== Supplied entries

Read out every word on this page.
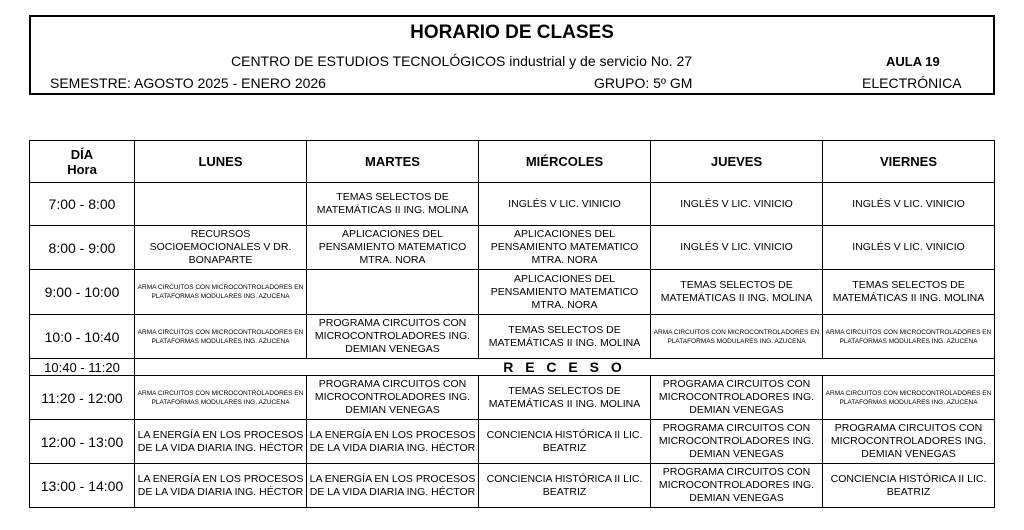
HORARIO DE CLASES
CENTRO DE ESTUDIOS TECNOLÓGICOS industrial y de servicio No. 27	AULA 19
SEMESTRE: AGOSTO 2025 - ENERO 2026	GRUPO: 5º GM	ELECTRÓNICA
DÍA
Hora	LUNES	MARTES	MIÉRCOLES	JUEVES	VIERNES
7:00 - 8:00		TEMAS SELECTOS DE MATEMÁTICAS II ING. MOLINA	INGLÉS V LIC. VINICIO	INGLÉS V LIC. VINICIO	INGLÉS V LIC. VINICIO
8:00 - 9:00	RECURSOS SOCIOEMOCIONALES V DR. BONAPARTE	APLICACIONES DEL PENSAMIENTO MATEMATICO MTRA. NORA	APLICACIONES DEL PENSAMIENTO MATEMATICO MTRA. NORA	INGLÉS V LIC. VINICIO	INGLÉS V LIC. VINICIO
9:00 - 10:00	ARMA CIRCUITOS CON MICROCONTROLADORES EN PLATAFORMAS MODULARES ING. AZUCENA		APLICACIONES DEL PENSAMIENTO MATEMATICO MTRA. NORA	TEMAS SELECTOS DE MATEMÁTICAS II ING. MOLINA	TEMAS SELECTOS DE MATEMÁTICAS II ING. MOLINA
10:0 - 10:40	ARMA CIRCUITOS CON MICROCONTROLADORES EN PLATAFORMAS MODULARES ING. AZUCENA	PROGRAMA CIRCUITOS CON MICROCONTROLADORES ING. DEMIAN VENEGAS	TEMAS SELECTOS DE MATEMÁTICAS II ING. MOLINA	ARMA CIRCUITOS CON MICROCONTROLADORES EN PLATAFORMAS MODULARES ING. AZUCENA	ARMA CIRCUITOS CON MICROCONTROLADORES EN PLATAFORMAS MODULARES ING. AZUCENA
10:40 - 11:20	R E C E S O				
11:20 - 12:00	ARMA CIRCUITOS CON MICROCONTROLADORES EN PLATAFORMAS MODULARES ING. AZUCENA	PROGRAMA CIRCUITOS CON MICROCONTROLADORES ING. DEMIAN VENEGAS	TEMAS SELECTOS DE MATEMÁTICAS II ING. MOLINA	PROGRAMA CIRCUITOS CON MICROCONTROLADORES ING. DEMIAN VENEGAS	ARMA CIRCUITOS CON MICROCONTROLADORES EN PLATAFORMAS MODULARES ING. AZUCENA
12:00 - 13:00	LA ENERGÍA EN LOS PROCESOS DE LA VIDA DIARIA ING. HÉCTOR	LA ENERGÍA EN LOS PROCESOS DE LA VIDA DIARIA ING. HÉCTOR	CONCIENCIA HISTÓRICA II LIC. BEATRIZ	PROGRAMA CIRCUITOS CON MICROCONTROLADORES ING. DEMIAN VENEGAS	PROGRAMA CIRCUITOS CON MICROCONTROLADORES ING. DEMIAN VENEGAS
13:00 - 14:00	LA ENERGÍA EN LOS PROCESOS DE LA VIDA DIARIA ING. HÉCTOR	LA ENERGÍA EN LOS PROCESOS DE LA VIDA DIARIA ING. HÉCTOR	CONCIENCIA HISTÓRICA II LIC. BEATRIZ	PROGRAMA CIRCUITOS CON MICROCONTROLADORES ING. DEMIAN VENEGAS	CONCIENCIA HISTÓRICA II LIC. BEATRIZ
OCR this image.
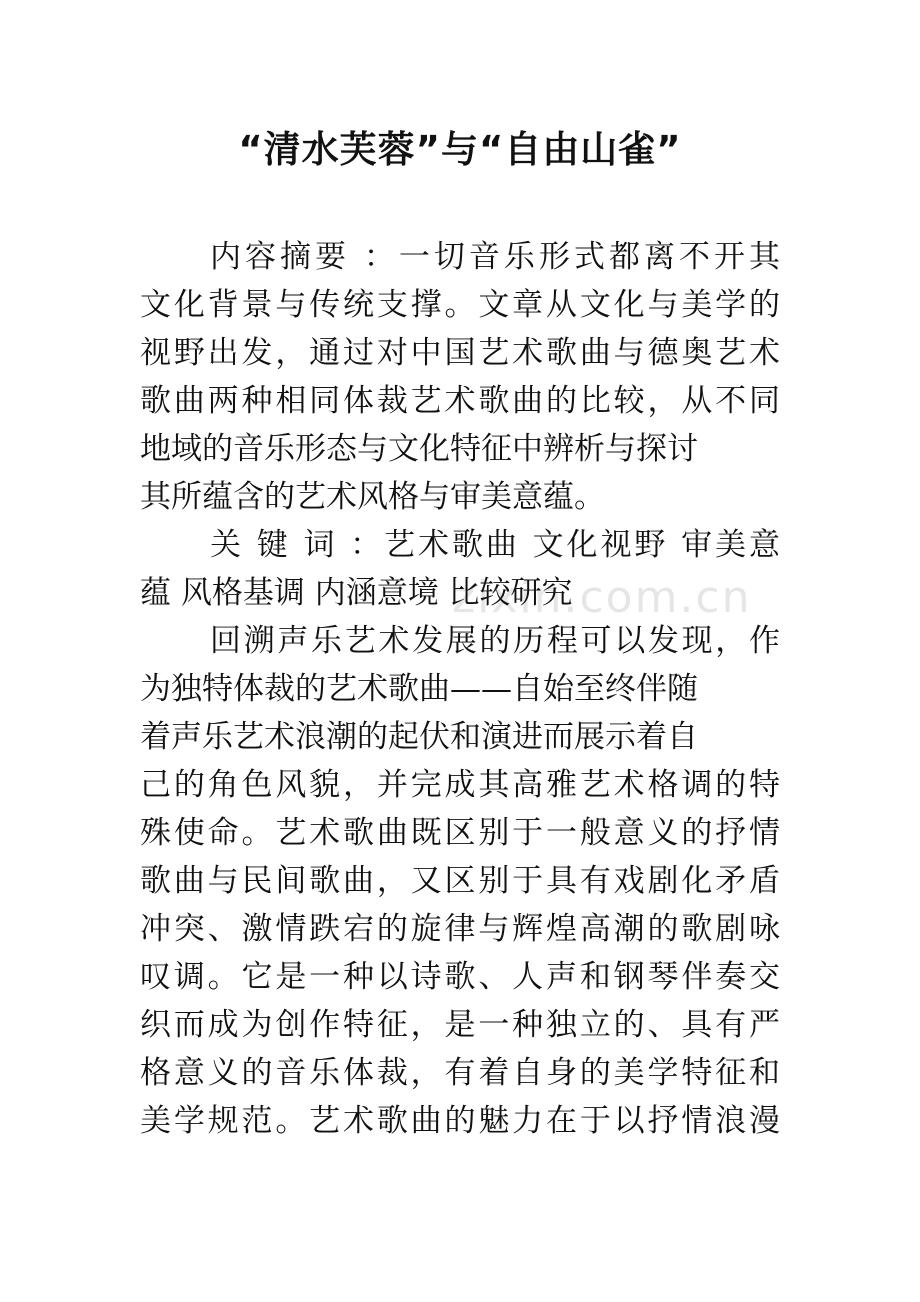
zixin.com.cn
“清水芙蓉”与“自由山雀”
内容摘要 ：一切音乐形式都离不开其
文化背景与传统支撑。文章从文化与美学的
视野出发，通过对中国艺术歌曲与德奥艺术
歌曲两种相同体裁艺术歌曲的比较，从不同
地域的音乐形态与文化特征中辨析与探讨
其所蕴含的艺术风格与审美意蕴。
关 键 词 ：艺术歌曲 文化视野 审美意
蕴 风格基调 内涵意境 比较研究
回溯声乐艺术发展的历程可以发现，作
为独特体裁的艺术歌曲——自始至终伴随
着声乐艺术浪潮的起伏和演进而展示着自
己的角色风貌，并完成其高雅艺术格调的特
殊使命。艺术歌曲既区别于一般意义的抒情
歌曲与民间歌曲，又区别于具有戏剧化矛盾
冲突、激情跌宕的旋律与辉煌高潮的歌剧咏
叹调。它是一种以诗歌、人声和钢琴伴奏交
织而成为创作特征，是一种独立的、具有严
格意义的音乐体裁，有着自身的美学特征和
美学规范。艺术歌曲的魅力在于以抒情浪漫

====

- _Stated exercise_
Show every line in the entries where the string "DIARIA" occurs.

- _Solved exercise_
12:00 - 13:00	LA ENERGÍA EN LOS PROCESOS DE LA VIDA DIARIA ING. HÉCTOR	LA ENERGÍA EN LOS PROCESOS DE LA VIDA DIARIA ING. HÉCTOR	CONCIENCIA HISTÓRICA II LIC. BEATRIZ	PROGRAMA CIRCUITOS CON MICROCONTROLADORES ING. DEMIAN VENEGAS	PROGRAMA CIRCUITOS CON MICROCONTROLADORES ING. DEMIAN VENEGAS
13:00 - 14:00	LA ENERGÍA EN LOS PROCESOS DE LA VIDA DIARIA ING. HÉCTOR	LA ENERGÍA EN LOS PROCESOS DE LA VIDA DIARIA ING. HÉCTOR	CONCIENCIA HISTÓRICA II LIC. BEATRIZ	PROGRAMA CIRCUITOS CON MICROCONTROLADORES ING. DEMIAN VENEGAS	CONCIENCIA HISTÓRICA II LIC. BEATRIZ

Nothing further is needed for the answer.